What this task involves: Arrange the following lines into a numbered list, omitting any blank lines.

Material supplied:
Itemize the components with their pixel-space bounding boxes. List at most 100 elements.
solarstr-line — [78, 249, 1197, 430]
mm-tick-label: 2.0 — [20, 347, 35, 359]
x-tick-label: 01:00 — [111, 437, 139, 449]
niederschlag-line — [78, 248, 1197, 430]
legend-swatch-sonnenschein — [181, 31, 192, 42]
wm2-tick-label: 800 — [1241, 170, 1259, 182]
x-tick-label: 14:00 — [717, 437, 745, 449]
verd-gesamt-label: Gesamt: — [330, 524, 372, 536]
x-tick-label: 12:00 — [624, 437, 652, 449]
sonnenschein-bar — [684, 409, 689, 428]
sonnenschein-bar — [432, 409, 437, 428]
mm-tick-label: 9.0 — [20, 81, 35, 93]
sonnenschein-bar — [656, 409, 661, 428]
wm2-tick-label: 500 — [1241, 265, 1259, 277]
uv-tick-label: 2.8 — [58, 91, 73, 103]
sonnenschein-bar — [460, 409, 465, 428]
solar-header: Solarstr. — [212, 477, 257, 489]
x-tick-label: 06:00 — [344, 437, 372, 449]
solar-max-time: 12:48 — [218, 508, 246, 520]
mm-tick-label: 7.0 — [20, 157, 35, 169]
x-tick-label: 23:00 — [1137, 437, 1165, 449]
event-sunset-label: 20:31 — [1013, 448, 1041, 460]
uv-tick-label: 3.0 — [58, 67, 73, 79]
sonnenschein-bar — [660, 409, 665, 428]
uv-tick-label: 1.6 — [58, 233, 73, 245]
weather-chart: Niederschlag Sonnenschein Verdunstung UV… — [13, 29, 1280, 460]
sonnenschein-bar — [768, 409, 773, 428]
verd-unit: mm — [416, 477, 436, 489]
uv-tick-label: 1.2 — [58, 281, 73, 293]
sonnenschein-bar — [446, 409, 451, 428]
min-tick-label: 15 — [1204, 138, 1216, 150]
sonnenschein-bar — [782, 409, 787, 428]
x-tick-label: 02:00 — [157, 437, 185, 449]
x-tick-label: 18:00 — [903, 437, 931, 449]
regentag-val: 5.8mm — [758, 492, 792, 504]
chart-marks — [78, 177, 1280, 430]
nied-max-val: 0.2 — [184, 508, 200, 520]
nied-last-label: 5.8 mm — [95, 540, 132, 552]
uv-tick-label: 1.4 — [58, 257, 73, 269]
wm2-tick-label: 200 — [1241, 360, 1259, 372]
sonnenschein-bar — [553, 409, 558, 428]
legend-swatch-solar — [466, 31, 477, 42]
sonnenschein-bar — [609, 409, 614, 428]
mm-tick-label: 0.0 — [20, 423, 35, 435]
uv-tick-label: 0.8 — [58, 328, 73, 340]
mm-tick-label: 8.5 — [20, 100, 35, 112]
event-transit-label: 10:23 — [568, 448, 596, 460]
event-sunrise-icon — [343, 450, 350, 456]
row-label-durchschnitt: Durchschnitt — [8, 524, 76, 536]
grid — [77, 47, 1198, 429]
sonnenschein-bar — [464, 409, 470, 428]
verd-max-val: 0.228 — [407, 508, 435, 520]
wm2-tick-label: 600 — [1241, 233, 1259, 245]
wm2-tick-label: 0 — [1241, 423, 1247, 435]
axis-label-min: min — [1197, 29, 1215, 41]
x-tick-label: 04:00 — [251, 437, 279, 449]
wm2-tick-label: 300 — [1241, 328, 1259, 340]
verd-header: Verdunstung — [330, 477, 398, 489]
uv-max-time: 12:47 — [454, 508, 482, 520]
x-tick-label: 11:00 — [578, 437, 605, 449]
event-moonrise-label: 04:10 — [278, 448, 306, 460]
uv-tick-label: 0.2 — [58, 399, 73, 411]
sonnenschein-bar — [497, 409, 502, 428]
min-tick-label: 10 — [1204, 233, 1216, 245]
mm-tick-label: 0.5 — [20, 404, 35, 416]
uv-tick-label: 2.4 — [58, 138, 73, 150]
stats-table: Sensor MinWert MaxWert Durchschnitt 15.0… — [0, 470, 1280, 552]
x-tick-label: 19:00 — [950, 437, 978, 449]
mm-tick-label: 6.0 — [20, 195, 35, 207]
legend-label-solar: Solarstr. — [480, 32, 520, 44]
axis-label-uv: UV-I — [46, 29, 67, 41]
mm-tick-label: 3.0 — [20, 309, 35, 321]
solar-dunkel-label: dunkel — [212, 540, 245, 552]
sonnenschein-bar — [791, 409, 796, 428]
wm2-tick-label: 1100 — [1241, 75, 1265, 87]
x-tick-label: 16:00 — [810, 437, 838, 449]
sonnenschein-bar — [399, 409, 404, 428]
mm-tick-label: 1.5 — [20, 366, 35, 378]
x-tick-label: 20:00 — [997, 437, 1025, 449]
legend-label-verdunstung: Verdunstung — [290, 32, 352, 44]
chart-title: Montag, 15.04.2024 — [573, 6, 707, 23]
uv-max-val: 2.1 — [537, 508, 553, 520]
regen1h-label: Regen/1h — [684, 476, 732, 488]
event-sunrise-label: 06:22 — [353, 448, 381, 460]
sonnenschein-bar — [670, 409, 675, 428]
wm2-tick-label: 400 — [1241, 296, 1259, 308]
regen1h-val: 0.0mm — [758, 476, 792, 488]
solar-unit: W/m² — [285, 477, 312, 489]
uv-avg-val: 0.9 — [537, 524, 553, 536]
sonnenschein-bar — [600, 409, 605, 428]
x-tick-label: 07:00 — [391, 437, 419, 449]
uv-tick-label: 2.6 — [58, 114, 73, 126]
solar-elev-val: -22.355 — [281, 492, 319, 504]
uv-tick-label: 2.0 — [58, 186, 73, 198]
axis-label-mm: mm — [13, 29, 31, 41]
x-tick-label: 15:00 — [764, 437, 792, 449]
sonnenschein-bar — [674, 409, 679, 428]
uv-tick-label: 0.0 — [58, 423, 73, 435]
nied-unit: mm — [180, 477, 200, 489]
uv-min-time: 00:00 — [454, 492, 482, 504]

Response to this task:
1. Itemize the components with their pixel-space bounding boxes. List at most 100 elements.
2. solarstr-line — [78, 249, 1197, 430]
3. mm-tick-label: 2.0 — [20, 347, 35, 359]
4. x-tick-label: 01:00 — [111, 437, 139, 449]
5. niederschlag-line — [78, 248, 1197, 430]
6. legend-swatch-sonnenschein — [181, 31, 192, 42]
7. wm2-tick-label: 800 — [1241, 170, 1259, 182]
8. x-tick-label: 14:00 — [717, 437, 745, 449]
9. verd-gesamt-label: Gesamt: — [330, 524, 372, 536]
10. x-tick-label: 12:00 — [624, 437, 652, 449]
11. sonnenschein-bar — [684, 409, 689, 428]
12. sonnenschein-bar — [432, 409, 437, 428]
13. mm-tick-label: 9.0 — [20, 81, 35, 93]
14. sonnenschein-bar — [656, 409, 661, 428]
15. wm2-tick-label: 500 — [1241, 265, 1259, 277]
16. uv-tick-label: 2.8 — [58, 91, 73, 103]
17. sonnenschein-bar — [460, 409, 465, 428]
18. solar-header: Solarstr. — [212, 477, 257, 489]
19. x-tick-label: 06:00 — [344, 437, 372, 449]
20. solar-max-time: 12:48 — [218, 508, 246, 520]
21. mm-tick-label: 7.0 — [20, 157, 35, 169]
22. x-tick-label: 23:00 — [1137, 437, 1165, 449]
23. event-sunset-label: 20:31 — [1013, 448, 1041, 460]
24. uv-tick-label: 3.0 — [58, 67, 73, 79]
25. sonnenschein-bar — [660, 409, 665, 428]
26. uv-tick-label: 1.6 — [58, 233, 73, 245]
27. weather-chart: Niederschlag Sonnenschein Verdunstung UV… — [13, 29, 1280, 460]
28. sonnenschein-bar — [768, 409, 773, 428]
29. verd-unit: mm — [416, 477, 436, 489]
30. uv-tick-label: 1.2 — [58, 281, 73, 293]
31. sonnenschein-bar — [446, 409, 451, 428]
32. min-tick-label: 15 — [1204, 138, 1216, 150]
33. sonnenschein-bar — [782, 409, 787, 428]
34. x-tick-label: 02:00 — [157, 437, 185, 449]
35. x-tick-label: 18:00 — [903, 437, 931, 449]
36. regentag-val: 5.8mm — [758, 492, 792, 504]
37. chart-marks — [78, 177, 1280, 430]
38. nied-max-val: 0.2 — [184, 508, 200, 520]
39. nied-last-label: 5.8 mm — [95, 540, 132, 552]
40. uv-tick-label: 1.4 — [58, 257, 73, 269]
41. wm2-tick-label: 200 — [1241, 360, 1259, 372]
42. sonnenschein-bar — [553, 409, 558, 428]
43. legend-swatch-solar — [466, 31, 477, 42]
44. sonnenschein-bar — [609, 409, 614, 428]
45. mm-tick-label: 0.0 — [20, 423, 35, 435]
46. uv-tick-label: 0.8 — [58, 328, 73, 340]
47. mm-tick-label: 8.5 — [20, 100, 35, 112]
48. event-transit-label: 10:23 — [568, 448, 596, 460]
49. event-sunrise-icon — [343, 450, 350, 456]
50. row-label-durchschnitt: Durchschnitt — [8, 524, 76, 536]
51. grid — [77, 47, 1198, 429]
52. sonnenschein-bar — [464, 409, 470, 428]
53. verd-max-val: 0.228 — [407, 508, 435, 520]
54. wm2-tick-label: 600 — [1241, 233, 1259, 245]
55. wm2-tick-label: 0 — [1241, 423, 1247, 435]
56. axis-label-min: min — [1197, 29, 1215, 41]
57. x-tick-label: 04:00 — [251, 437, 279, 449]
58. wm2-tick-label: 300 — [1241, 328, 1259, 340]
59. verd-header: Verdunstung — [330, 477, 398, 489]
60. uv-max-time: 12:47 — [454, 508, 482, 520]
61. x-tick-label: 11:00 — [578, 437, 605, 449]
62. event-moonrise-label: 04:10 — [278, 448, 306, 460]
63. uv-tick-label: 0.2 — [58, 399, 73, 411]
64. sonnenschein-bar — [497, 409, 502, 428]
65. min-tick-label: 10 — [1204, 233, 1216, 245]
66. mm-tick-label: 0.5 — [20, 404, 35, 416]
67. uv-tick-label: 2.4 — [58, 138, 73, 150]
68. stats-table: Sensor MinWert MaxWert Durchschnitt 15.0… — [0, 470, 1280, 552]
69. x-tick-label: 19:00 — [950, 437, 978, 449]
70. mm-tick-label: 6.0 — [20, 195, 35, 207]
71. legend-label-solar: Solarstr. — [480, 32, 520, 44]
72. axis-label-uv: UV-I — [46, 29, 67, 41]
73. mm-tick-label: 3.0 — [20, 309, 35, 321]
74. solar-dunkel-label: dunkel — [212, 540, 245, 552]
75. sonnenschein-bar — [791, 409, 796, 428]
76. wm2-tick-label: 1100 — [1241, 75, 1265, 87]
77. x-tick-label: 16:00 — [810, 437, 838, 449]
78. sonnenschein-bar — [399, 409, 404, 428]
79. mm-tick-label: 1.5 — [20, 366, 35, 378]
80. x-tick-label: 20:00 — [997, 437, 1025, 449]
81. legend-label-verdunstung: Verdunstung — [290, 32, 352, 44]
82. chart-title: Montag, 15.04.2024 — [573, 6, 707, 23]
83. uv-max-val: 2.1 — [537, 508, 553, 520]
84. regen1h-label: Regen/1h — [684, 476, 732, 488]
85. event-sunrise-label: 06:22 — [353, 448, 381, 460]
86. sonnenschein-bar — [670, 409, 675, 428]
87. wm2-tick-label: 400 — [1241, 296, 1259, 308]
88. regen1h-val: 0.0mm — [758, 476, 792, 488]
89. solar-unit: W/m² — [285, 477, 312, 489]
90. uv-avg-val: 0.9 — [537, 524, 553, 536]
91. sonnenschein-bar — [600, 409, 605, 428]
92. x-tick-label: 07:00 — [391, 437, 419, 449]
93. uv-tick-label: 2.6 — [58, 114, 73, 126]
94. solar-elev-val: -22.355 — [281, 492, 319, 504]
95. uv-tick-label: 2.0 — [58, 186, 73, 198]
96. axis-label-mm: mm — [13, 29, 31, 41]
97. x-tick-label: 15:00 — [764, 437, 792, 449]
98. sonnenschein-bar — [674, 409, 679, 428]
99. uv-tick-label: 0.0 — [58, 423, 73, 435]
100. nied-unit: mm — [180, 477, 200, 489]
101. uv-min-time: 00:00 — [454, 492, 482, 504]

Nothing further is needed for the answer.